--- Entries with figure data ---
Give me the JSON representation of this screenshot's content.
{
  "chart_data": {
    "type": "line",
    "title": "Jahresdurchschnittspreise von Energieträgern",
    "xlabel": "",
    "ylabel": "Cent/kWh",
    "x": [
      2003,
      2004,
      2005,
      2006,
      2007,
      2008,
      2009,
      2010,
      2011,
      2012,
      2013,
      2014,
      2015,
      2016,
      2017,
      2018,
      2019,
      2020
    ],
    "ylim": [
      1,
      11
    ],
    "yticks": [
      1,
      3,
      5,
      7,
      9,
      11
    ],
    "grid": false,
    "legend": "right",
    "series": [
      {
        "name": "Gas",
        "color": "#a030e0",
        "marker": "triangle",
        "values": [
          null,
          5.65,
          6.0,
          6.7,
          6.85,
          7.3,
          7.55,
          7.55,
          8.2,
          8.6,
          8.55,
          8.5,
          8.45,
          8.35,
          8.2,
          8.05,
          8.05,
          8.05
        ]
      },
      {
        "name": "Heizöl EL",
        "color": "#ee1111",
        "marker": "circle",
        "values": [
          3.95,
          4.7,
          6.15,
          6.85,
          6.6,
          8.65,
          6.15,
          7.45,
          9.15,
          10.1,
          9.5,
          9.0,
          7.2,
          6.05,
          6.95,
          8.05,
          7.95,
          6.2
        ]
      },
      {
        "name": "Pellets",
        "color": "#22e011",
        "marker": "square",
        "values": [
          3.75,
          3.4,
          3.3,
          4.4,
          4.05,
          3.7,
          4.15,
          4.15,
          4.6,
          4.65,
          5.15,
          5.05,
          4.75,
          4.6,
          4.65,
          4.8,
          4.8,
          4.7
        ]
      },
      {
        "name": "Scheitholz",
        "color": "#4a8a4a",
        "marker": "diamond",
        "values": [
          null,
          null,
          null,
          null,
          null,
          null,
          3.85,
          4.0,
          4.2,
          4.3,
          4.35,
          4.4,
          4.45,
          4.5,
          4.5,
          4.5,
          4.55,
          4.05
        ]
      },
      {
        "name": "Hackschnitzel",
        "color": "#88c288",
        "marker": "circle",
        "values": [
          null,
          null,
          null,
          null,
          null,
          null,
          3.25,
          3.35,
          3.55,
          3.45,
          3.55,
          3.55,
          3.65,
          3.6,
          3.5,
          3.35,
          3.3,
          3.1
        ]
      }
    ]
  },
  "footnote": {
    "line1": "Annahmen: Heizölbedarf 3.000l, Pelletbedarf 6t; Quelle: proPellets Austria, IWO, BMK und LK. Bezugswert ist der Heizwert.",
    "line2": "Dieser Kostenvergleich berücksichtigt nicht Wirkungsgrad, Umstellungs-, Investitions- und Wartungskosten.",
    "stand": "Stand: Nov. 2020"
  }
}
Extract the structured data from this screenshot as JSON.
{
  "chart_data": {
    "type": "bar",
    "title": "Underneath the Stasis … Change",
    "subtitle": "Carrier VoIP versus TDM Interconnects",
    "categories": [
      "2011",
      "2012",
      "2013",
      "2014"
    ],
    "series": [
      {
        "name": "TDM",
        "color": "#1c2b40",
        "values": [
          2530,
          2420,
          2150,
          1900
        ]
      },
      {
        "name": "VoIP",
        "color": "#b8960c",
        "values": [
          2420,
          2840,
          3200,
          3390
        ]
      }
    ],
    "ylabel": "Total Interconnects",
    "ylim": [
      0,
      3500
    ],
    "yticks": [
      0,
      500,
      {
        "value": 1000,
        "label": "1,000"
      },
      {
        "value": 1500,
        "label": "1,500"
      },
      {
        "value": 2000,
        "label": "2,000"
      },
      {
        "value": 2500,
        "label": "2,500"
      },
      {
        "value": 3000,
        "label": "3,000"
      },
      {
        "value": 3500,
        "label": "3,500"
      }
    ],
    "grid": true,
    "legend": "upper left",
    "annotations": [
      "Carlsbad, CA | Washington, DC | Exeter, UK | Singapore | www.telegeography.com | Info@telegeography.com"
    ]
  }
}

--- Problem to solve ---
All of the entries above need to be reproduced exactly.

--- Expected answer ---
Give me the JSON representation of this screenshot's content.
{
  "chart_data": {
    "type": "line",
    "title": "Jahresdurchschnittspreise von Energieträgern",
    "xlabel": "",
    "ylabel": "Cent/kWh",
    "x": [
      2003,
      2004,
      2005,
      2006,
      2007,
      2008,
      2009,
      2010,
      2011,
      2012,
      2013,
      2014,
      2015,
      2016,
      2017,
      2018,
      2019,
      2020
    ],
    "ylim": [
      1,
      11
    ],
    "yticks": [
      1,
      3,
      5,
      7,
      9,
      11
    ],
    "grid": false,
    "legend": "right",
    "series": [
      {
        "name": "Gas",
        "color": "#a030e0",
        "marker": "triangle",
        "values": [
          null,
          5.65,
          6.0,
          6.7,
          6.85,
          7.3,
          7.55,
          7.55,
          8.2,
          8.6,
          8.55,
          8.5,
          8.45,
          8.35,
          8.2,
          8.05,
          8.05,
          8.05
        ]
      },
      {
        "name": "Heizöl EL",
        "color": "#ee1111",
        "marker": "circle",
        "values": [
          3.95,
          4.7,
          6.15,
          6.85,
          6.6,
          8.65,
          6.15,
          7.45,
          9.15,
          10.1,
          9.5,
          9.0,
          7.2,
          6.05,
          6.95,
          8.05,
          7.95,
          6.2
        ]
      },
      {
        "name": "Pellets",
        "color": "#22e011",
        "marker": "square",
        "values": [
          3.75,
          3.4,
          3.3,
          4.4,
          4.05,
          3.7,
          4.15,
          4.15,
          4.6,
          4.65,
          5.15,
          5.05,
          4.75,
          4.6,
          4.65,
          4.8,
          4.8,
          4.7
        ]
      },
      {
        "name": "Scheitholz",
        "color": "#4a8a4a",
        "marker": "diamond",
        "values": [
          null,
          null,
          null,
          null,
          null,
          null,
          3.85,
          4.0,
          4.2,
          4.3,
          4.35,
          4.4,
          4.45,
          4.5,
          4.5,
          4.5,
          4.55,
          4.05
        ]
      },
      {
        "name": "Hackschnitzel",
        "color": "#88c288",
        "marker": "circle",
        "values": [
          null,
          null,
          null,
          null,
          null,
          null,
          3.25,
          3.35,
          3.55,
          3.45,
          3.55,
          3.55,
          3.65,
          3.6,
          3.5,
          3.35,
          3.3,
          3.1
        ]
      }
    ]
  },
  "footnote": {
    "line1": "Annahmen: Heizölbedarf 3.000l, Pelletbedarf 6t; Quelle: proPellets Austria, IWO, BMK und LK. Bezugswert ist der Heizwert.",
    "line2": "Dieser Kostenvergleich berücksichtigt nicht Wirkungsgrad, Umstellungs-, Investitions- und Wartungskosten.",
    "stand": "Stand: Nov. 2020"
  }
}
Extract the structured data from this screenshot as JSON.
{
  "chart_data": {
    "type": "bar",
    "title": "Underneath the Stasis … Change",
    "subtitle": "Carrier VoIP versus TDM Interconnects",
    "categories": [
      "2011",
      "2012",
      "2013",
      "2014"
    ],
    "series": [
      {
        "name": "TDM",
        "color": "#1c2b40",
        "values": [
          2530,
          2420,
          2150,
          1900
        ]
      },
      {
        "name": "VoIP",
        "color": "#b8960c",
        "values": [
          2420,
          2840,
          3200,
          3390
        ]
      }
    ],
    "ylabel": "Total Interconnects",
    "ylim": [
      0,
      3500
    ],
    "yticks": [
      0,
      500,
      {
        "value": 1000,
        "label": "1,000"
      },
      {
        "value": 1500,
        "label": "1,500"
      },
      {
        "value": 2000,
        "label": "2,000"
      },
      {
        "value": 2500,
        "label": "2,500"
      },
      {
        "value": 3000,
        "label": "3,000"
      },
      {
        "value": 3500,
        "label": "3,500"
      }
    ],
    "grid": true,
    "legend": "upper left",
    "annotations": [
      "Carlsbad, CA | Washington, DC | Exeter, UK | Singapore | www.telegeography.com | Info@telegeography.com"
    ]
  }
}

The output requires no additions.